[Extracted data entries]
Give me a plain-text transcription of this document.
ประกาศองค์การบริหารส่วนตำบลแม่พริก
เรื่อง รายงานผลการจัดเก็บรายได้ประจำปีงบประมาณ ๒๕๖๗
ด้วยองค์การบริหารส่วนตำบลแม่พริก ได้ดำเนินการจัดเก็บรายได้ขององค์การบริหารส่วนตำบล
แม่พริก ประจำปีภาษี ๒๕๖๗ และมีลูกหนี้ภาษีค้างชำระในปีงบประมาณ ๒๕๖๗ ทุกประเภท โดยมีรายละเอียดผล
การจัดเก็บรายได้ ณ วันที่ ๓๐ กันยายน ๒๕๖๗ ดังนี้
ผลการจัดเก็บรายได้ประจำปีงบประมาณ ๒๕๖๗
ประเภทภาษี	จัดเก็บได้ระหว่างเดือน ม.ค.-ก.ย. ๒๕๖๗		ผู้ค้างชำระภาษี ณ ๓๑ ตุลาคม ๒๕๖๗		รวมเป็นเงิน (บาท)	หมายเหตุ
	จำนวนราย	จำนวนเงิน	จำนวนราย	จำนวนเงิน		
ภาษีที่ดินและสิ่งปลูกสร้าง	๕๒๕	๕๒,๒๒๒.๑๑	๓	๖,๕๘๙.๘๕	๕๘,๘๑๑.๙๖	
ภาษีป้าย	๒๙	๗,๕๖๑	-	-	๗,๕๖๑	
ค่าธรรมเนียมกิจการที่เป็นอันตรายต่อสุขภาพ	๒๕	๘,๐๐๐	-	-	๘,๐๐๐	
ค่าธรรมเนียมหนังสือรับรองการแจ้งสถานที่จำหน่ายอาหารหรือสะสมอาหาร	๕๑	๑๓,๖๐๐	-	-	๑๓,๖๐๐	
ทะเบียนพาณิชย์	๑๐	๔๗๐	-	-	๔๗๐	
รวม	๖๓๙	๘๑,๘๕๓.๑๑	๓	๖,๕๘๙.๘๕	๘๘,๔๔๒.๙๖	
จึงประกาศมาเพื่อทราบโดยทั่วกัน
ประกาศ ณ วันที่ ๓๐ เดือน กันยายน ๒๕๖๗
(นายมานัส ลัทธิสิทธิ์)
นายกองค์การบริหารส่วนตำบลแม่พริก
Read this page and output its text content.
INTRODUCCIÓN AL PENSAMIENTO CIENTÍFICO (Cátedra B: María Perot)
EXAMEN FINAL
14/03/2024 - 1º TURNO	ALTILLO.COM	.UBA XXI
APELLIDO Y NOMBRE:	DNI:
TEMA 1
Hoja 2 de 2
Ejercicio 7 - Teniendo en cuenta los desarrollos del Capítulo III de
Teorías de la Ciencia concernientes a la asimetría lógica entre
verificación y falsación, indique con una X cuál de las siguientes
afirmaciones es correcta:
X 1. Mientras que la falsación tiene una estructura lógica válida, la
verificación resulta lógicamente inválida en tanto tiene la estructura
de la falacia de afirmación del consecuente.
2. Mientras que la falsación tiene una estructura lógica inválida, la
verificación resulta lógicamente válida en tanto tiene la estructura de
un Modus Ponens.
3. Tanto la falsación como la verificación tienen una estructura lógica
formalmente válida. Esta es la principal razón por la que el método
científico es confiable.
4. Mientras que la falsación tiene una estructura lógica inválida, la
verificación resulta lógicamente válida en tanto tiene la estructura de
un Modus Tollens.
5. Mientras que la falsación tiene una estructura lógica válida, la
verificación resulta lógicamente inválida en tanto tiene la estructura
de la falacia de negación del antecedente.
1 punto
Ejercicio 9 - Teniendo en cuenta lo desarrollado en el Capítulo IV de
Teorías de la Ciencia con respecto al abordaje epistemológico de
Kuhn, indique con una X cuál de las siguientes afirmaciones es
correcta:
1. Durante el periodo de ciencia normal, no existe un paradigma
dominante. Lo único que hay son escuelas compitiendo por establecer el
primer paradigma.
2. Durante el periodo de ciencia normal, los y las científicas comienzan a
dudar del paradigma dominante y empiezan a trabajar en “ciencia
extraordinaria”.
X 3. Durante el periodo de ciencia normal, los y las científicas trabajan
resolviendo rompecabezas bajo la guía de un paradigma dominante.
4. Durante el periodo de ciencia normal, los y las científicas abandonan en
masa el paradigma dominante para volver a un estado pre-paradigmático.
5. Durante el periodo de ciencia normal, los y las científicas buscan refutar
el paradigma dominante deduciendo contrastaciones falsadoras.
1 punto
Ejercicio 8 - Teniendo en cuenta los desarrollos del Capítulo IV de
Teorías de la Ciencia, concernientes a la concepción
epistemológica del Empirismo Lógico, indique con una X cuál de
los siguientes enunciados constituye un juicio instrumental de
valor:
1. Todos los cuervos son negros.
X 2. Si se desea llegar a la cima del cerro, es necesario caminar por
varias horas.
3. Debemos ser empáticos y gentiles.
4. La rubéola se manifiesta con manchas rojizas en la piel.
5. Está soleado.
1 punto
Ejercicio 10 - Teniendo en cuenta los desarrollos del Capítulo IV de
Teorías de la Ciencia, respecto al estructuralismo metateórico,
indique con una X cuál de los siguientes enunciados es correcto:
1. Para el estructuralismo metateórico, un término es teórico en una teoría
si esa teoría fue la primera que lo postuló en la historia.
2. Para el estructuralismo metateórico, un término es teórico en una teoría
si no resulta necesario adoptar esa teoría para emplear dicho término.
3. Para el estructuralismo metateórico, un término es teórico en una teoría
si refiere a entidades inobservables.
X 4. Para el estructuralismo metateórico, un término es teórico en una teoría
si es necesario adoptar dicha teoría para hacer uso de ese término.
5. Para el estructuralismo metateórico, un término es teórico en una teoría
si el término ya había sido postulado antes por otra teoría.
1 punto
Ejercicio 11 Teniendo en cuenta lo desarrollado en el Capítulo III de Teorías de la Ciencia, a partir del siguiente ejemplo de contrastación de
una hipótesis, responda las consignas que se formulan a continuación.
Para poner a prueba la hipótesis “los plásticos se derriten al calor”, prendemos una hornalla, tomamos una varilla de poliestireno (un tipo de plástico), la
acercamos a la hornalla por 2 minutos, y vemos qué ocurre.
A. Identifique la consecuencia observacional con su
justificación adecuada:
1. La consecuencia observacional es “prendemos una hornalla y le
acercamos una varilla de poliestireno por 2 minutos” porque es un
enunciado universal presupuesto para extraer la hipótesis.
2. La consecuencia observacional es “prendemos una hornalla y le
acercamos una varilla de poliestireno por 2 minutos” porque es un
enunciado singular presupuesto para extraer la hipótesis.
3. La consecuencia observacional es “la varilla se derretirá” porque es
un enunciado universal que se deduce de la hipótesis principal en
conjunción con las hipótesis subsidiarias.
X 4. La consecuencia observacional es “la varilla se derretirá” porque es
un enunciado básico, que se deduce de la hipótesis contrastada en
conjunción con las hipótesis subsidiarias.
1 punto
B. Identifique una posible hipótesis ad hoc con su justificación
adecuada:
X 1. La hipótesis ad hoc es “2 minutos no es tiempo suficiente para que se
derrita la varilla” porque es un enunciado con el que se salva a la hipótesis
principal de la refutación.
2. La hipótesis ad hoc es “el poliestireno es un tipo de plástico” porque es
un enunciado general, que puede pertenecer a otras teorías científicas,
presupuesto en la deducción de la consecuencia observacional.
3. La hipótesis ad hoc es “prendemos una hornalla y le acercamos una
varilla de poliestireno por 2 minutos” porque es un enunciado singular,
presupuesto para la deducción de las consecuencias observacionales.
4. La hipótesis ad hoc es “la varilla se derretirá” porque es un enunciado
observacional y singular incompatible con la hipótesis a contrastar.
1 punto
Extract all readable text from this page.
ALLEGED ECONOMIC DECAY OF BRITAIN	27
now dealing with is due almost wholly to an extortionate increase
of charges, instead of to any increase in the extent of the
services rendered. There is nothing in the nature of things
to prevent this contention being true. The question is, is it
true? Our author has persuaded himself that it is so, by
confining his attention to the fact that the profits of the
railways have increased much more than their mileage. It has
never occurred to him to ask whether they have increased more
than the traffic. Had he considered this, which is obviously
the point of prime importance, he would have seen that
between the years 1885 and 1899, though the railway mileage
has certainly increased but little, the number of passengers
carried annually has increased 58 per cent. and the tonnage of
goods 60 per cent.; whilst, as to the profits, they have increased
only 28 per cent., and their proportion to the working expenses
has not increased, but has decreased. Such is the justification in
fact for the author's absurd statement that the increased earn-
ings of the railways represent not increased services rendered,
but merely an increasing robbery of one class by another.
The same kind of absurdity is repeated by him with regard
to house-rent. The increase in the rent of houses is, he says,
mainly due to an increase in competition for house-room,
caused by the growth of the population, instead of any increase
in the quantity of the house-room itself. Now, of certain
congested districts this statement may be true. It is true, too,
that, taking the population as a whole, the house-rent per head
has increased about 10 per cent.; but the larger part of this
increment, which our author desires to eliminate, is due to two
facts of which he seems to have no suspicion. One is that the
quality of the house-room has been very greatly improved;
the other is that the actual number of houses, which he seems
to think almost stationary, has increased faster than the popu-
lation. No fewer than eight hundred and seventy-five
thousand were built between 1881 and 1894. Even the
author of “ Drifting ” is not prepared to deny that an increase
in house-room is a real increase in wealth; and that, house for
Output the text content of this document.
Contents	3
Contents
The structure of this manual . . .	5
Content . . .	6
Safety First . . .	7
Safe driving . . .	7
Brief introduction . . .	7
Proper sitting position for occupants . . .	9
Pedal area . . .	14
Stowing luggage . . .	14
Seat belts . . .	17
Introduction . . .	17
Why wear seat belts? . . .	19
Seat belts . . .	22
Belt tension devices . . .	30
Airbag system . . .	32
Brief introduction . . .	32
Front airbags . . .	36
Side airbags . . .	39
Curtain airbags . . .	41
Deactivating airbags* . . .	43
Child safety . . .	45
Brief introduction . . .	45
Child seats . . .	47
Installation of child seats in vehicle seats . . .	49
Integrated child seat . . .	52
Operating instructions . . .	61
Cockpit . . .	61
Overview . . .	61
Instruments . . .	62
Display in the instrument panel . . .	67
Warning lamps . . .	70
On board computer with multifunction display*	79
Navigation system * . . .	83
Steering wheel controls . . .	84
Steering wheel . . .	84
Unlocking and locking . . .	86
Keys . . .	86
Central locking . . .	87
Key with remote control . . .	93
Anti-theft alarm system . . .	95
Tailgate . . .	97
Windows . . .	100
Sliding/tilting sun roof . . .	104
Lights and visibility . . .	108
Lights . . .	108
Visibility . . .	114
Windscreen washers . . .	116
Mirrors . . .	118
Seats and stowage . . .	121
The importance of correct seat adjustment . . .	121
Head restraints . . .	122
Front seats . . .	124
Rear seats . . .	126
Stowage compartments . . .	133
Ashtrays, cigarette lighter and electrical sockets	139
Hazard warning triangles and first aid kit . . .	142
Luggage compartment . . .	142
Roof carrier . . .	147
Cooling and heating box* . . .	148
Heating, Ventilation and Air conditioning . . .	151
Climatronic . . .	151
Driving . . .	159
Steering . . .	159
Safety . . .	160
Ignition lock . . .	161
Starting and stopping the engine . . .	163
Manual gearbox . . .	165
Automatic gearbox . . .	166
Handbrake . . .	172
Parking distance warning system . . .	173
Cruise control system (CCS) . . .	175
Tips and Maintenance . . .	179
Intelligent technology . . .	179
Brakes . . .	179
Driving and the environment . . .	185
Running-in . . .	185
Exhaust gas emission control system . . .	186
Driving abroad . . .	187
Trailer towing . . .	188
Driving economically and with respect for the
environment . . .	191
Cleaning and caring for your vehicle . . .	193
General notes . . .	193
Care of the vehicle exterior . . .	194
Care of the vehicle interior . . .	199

# REQUIREMENT
Read the data above. Pull out each line in which the string "that" appears.

# OUTPUT
true? Our author has persuaded himself that it is so, by
confining his attention to the fact that the profits of the
the point of prime importance, he would have seen that
fact for the author's absurd statement that the increased earn-
that, taking the population as a whole, the house-rent per head
facts of which he seems to have no suspicion. One is that the
the other is that the actual number of houses, which he seems
author of “ Drifting ” is not prepared to deny that an increase
in house-room is a real increase in wealth; and that, house for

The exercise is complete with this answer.